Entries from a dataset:
((

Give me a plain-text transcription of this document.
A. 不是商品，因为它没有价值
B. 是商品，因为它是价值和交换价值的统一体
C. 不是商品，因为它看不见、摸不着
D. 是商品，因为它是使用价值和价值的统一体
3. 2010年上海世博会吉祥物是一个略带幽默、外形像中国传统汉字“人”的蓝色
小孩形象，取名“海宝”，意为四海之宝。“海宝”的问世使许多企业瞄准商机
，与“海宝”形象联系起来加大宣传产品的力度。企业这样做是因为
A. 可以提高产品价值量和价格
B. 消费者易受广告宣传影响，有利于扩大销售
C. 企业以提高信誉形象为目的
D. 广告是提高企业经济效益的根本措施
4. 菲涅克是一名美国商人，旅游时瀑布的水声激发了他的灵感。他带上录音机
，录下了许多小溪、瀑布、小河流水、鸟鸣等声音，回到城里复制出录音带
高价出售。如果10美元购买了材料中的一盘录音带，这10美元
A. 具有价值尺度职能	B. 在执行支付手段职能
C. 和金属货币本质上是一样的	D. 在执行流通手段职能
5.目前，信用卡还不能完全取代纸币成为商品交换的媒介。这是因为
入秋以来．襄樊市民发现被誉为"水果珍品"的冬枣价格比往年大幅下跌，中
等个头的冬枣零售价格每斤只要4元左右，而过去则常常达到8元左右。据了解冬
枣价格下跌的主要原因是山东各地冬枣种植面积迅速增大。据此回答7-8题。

))

Retype all the material above precisely, with no line left out.

**Worked solution**
Give me a plain-text transcription of this document.
A. 不是商品，因为它没有价值
B. 是商品，因为它是价值和交换价值的统一体
C. 不是商品，因为它看不见、摸不着
D. 是商品，因为它是使用价值和价值的统一体
3. 2010年上海世博会吉祥物是一个略带幽默、外形像中国传统汉字“人”的蓝色
小孩形象，取名“海宝”，意为四海之宝。“海宝”的问世使许多企业瞄准商机
，与“海宝”形象联系起来加大宣传产品的力度。企业这样做是因为
A. 可以提高产品价值量和价格
B. 消费者易受广告宣传影响，有利于扩大销售
C. 企业以提高信誉形象为目的
D. 广告是提高企业经济效益的根本措施
4. 菲涅克是一名美国商人，旅游时瀑布的水声激发了他的灵感。他带上录音机
，录下了许多小溪、瀑布、小河流水、鸟鸣等声音，回到城里复制出录音带
高价出售。如果10美元购买了材料中的一盘录音带，这10美元
A. 具有价值尺度职能	B. 在执行支付手段职能
C. 和金属货币本质上是一样的	D. 在执行流通手段职能
5.目前，信用卡还不能完全取代纸币成为商品交换的媒介。这是因为
入秋以来．襄樊市民发现被誉为"水果珍品"的冬枣价格比往年大幅下跌，中
等个头的冬枣零售价格每斤只要4元左右，而过去则常常达到8元左右。据了解冬
枣价格下跌的主要原因是山东各地冬枣种植面积迅速增大。据此回答7-8题。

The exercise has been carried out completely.